START
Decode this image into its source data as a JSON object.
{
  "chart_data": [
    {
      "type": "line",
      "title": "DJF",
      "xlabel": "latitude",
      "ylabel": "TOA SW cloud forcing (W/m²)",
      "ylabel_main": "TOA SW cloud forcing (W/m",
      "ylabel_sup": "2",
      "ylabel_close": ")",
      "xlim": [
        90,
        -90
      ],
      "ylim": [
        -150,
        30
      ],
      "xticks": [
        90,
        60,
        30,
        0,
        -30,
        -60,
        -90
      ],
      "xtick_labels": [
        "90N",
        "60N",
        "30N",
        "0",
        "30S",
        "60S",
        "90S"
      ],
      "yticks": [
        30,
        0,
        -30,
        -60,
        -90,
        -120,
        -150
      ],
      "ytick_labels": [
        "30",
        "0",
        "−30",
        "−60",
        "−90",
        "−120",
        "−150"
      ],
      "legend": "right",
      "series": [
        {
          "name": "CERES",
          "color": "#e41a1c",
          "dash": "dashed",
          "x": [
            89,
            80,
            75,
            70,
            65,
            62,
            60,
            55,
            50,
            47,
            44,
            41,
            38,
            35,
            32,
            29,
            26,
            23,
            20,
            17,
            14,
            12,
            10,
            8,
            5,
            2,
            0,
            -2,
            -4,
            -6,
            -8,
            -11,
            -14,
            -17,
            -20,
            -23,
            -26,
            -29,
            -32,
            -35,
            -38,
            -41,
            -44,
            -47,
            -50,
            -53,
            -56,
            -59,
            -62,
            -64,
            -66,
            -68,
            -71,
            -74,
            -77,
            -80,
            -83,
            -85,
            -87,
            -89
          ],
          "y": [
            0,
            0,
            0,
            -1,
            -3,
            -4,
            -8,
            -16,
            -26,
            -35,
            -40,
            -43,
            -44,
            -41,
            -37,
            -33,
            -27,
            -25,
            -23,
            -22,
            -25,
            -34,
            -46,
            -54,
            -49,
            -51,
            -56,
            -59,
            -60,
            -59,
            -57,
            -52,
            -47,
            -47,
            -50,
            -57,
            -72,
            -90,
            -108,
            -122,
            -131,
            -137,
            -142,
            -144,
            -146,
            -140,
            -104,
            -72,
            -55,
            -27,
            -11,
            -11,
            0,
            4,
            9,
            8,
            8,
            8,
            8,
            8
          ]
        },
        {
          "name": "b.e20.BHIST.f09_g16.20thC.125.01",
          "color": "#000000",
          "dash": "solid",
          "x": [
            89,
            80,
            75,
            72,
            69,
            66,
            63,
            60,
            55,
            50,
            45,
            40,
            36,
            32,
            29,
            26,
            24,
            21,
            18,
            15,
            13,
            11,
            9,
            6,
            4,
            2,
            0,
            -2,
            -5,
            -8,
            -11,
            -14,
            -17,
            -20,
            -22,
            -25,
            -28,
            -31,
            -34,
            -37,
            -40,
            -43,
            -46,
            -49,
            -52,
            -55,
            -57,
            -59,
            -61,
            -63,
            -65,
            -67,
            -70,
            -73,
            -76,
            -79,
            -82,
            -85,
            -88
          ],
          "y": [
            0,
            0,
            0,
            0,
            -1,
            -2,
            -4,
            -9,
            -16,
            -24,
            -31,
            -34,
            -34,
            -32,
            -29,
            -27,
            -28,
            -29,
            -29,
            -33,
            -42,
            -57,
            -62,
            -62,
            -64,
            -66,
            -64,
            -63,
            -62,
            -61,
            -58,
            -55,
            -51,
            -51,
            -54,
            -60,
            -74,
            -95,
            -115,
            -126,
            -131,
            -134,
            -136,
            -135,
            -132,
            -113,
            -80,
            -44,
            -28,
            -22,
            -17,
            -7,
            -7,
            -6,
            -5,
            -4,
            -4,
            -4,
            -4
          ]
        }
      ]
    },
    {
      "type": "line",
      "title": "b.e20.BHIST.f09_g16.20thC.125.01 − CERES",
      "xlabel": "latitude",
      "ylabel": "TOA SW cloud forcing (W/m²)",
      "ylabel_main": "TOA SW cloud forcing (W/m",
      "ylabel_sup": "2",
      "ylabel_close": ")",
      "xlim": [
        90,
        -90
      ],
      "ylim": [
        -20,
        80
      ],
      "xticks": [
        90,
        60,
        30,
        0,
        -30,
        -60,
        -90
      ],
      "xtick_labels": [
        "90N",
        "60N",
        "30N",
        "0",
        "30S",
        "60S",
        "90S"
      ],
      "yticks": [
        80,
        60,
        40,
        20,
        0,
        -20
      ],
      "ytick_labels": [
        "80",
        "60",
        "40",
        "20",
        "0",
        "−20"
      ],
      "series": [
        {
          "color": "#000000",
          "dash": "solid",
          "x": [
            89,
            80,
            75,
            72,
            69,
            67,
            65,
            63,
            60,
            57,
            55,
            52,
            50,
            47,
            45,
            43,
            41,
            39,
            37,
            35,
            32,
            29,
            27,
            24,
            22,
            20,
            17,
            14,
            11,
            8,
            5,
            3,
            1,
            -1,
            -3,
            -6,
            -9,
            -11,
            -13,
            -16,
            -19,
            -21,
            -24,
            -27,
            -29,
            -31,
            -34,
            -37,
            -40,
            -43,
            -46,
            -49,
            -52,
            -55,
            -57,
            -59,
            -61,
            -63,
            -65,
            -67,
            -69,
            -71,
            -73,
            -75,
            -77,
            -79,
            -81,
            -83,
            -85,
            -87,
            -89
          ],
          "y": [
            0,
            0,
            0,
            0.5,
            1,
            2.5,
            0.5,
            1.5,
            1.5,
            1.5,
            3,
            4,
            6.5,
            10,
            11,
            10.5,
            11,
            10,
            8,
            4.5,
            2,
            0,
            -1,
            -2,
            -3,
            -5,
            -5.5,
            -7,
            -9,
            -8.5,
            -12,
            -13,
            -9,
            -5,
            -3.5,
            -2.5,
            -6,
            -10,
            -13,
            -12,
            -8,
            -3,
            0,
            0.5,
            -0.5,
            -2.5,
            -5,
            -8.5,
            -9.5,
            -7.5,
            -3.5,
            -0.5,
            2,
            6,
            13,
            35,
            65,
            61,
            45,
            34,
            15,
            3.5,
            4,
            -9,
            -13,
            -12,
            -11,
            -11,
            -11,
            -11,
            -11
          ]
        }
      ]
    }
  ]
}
END
▸ **What you have to do**
From the records above, pull out each line that has "BHIST".

▸ **Exercise result**
          "name": "b.e20.BHIST.f09_g16.20thC.125.01",
      "title": "b.e20.BHIST.f09_g16.20thC.125.01 − CERES",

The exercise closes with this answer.